● Task objective
Gather up the lines that contain "offensam".

*** Records

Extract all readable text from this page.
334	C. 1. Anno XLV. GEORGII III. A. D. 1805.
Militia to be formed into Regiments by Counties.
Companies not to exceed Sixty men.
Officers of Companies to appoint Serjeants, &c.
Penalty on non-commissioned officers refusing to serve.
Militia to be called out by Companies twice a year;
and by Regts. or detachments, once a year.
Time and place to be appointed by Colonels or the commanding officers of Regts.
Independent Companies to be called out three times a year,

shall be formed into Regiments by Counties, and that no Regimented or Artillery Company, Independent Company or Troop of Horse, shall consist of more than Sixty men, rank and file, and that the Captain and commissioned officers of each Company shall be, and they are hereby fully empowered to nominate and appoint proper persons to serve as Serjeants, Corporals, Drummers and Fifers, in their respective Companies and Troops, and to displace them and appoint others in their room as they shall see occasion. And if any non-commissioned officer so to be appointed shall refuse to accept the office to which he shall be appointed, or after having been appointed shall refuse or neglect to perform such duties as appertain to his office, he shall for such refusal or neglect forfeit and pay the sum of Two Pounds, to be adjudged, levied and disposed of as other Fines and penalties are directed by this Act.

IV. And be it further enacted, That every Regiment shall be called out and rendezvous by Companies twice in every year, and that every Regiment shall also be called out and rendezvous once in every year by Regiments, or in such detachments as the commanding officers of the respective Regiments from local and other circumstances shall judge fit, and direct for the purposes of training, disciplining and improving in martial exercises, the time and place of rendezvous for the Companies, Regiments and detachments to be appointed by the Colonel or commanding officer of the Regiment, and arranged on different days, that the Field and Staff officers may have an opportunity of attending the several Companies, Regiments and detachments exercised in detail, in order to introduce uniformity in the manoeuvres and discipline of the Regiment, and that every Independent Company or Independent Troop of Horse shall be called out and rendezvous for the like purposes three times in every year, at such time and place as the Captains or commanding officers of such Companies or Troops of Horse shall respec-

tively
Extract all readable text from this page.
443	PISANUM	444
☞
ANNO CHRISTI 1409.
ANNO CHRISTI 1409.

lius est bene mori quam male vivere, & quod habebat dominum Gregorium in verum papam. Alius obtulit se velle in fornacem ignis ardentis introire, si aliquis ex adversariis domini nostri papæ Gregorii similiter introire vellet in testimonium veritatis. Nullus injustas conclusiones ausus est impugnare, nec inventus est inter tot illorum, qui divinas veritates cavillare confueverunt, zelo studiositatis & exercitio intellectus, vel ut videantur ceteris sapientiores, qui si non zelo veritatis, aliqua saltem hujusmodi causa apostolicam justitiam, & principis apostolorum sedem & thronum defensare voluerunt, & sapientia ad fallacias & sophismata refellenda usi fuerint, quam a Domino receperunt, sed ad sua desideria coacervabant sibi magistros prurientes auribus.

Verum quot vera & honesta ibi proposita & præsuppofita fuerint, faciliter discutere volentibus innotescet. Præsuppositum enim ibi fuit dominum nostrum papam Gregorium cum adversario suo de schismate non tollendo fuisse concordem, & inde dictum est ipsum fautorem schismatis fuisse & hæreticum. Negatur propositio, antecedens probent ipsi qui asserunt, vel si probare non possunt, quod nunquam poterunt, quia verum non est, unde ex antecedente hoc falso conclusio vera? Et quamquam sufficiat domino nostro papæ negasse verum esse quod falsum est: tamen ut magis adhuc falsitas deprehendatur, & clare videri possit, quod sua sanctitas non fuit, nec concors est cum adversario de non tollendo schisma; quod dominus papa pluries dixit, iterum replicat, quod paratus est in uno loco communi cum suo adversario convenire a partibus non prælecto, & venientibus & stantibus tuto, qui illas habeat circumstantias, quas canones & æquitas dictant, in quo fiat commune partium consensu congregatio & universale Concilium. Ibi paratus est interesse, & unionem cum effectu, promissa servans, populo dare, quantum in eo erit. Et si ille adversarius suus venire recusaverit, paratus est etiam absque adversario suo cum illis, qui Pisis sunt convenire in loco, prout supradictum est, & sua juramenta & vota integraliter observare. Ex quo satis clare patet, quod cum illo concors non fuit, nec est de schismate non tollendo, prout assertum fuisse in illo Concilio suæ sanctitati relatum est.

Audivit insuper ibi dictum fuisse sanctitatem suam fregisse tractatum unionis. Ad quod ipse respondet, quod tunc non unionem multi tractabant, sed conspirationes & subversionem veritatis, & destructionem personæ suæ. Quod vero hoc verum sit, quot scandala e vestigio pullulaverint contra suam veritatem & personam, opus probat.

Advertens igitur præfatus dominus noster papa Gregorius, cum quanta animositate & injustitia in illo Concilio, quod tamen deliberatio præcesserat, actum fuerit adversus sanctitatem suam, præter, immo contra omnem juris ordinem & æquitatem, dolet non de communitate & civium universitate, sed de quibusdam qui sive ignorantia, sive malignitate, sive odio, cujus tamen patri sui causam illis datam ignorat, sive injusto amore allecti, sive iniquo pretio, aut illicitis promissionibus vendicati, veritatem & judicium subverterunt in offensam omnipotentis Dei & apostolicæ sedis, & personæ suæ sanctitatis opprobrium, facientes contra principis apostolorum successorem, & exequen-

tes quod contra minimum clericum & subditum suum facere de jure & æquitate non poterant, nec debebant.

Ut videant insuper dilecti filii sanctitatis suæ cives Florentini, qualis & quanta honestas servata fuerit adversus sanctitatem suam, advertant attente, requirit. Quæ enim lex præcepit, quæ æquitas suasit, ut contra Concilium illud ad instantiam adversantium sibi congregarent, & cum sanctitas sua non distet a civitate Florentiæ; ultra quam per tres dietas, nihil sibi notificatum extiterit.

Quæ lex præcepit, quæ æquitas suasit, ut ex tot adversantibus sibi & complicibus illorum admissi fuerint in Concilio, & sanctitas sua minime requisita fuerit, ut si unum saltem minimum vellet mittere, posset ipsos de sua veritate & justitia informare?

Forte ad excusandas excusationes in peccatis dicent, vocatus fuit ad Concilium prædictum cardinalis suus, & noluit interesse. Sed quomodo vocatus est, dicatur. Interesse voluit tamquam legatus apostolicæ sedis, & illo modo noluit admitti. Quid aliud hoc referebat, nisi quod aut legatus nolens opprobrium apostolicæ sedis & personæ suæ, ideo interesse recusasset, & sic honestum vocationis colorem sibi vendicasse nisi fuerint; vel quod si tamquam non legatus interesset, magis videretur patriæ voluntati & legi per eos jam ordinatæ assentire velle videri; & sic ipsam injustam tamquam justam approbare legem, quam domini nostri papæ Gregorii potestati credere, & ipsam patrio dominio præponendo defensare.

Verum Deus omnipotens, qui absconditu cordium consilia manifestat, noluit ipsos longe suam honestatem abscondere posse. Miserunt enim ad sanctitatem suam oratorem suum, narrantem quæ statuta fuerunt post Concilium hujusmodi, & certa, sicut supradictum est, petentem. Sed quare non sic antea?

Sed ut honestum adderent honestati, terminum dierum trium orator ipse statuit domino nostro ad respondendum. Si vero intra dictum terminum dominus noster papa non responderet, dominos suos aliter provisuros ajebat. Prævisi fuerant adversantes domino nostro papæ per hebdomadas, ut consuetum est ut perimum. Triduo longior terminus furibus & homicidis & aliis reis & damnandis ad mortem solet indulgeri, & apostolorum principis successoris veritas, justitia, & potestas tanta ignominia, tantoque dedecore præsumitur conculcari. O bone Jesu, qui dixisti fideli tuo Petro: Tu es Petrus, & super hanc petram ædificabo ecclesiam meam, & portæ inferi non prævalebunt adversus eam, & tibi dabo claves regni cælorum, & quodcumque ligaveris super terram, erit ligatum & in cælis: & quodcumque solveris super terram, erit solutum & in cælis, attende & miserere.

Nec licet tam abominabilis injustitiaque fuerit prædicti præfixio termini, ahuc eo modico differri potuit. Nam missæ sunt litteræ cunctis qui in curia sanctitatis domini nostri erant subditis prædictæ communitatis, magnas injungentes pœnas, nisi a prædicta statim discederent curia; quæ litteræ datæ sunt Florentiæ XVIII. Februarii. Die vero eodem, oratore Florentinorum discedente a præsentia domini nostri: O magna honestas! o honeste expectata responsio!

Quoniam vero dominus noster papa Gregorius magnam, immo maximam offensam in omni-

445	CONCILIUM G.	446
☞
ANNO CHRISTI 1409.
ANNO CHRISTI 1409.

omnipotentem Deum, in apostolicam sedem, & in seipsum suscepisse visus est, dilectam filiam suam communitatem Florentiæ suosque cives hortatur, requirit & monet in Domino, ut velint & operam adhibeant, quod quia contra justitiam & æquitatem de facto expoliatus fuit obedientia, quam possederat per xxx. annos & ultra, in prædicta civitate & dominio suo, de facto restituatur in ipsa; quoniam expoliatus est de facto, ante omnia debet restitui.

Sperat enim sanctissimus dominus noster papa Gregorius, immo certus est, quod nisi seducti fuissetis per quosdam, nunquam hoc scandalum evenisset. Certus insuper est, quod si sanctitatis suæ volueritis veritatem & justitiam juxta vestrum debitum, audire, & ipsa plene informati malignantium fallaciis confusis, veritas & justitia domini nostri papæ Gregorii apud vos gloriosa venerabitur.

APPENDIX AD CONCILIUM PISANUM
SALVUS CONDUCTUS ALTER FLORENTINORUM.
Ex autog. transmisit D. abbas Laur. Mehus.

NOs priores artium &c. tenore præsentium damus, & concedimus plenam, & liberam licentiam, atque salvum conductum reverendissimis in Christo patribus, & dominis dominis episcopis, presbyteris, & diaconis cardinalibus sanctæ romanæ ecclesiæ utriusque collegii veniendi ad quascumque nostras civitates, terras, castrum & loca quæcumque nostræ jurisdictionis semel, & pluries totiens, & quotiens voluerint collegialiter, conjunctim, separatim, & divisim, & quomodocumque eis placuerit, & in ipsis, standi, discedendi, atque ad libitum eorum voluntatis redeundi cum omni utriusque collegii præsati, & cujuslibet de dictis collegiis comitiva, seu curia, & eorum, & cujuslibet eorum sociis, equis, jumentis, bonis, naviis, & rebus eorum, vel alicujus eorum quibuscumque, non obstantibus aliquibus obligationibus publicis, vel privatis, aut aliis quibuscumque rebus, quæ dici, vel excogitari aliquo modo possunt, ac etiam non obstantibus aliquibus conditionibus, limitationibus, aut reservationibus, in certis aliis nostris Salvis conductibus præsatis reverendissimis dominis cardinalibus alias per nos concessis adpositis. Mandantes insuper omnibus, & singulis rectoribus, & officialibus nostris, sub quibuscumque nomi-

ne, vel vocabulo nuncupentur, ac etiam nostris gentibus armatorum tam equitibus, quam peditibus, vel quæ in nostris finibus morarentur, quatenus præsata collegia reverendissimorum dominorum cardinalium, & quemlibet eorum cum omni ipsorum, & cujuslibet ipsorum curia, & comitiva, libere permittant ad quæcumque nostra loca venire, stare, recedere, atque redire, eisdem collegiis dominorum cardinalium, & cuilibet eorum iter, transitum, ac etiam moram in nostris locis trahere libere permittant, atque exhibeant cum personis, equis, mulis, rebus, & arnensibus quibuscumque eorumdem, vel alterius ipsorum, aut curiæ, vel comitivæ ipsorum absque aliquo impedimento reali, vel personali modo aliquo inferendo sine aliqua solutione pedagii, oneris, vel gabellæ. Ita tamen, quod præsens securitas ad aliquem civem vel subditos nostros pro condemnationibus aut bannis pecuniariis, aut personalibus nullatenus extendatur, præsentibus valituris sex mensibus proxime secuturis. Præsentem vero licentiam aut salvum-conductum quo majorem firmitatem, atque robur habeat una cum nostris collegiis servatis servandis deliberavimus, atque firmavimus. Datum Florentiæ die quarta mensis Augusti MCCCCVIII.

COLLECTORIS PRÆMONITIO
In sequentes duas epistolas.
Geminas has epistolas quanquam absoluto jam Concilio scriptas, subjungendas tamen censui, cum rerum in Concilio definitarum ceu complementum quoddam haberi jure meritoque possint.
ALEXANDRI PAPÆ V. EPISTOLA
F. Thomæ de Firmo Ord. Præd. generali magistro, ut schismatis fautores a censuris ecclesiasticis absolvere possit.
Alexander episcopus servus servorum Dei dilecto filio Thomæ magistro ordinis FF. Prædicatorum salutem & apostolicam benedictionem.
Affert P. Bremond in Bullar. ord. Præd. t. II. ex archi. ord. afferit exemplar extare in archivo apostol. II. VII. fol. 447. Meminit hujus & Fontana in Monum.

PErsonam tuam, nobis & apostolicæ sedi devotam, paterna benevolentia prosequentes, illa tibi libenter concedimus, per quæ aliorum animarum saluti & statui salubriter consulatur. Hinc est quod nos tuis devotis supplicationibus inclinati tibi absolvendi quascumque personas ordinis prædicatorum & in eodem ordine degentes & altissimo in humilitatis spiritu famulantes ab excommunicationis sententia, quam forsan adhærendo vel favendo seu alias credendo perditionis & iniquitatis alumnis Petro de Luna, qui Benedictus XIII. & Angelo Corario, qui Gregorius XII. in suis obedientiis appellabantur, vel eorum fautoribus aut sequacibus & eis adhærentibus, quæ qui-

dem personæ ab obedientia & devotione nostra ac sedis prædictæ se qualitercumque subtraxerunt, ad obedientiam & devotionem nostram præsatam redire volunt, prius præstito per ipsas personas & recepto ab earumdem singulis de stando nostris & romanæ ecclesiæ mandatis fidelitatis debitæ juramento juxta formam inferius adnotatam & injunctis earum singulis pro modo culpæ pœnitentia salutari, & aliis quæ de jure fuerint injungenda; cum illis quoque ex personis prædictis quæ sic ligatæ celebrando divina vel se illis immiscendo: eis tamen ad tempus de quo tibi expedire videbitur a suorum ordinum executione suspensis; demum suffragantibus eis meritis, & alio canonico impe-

******

● Right answer
Advertens igitur præfatus dominus noster papa Gregorius, cum quanta animositate & injustitia in illo Concilio, quod tamen deliberatio præcesserat, actum fuerit adversus sanctitatem suam, præter, immo contra omnem juris ordinem & æquitatem, dolet non de communitate & civium universitate, sed de quibusdam qui sive ignorantia, sive malignitate, sive odio, cujus tamen patri sui causam illis datam ignorat, sive injusto amore allecti, sive iniquo pretio, aut illicitis promissionibus vendicati, veritatem & judicium subverterunt in offensam omnipotentis Dei & apostolicæ sedis, & personæ suæ sanctitatis opprobrium, facientes contra principis apostolorum successorem, & exequen-
Quoniam vero dominus noster papa Gregorius magnam, immo maximam offensam in omni-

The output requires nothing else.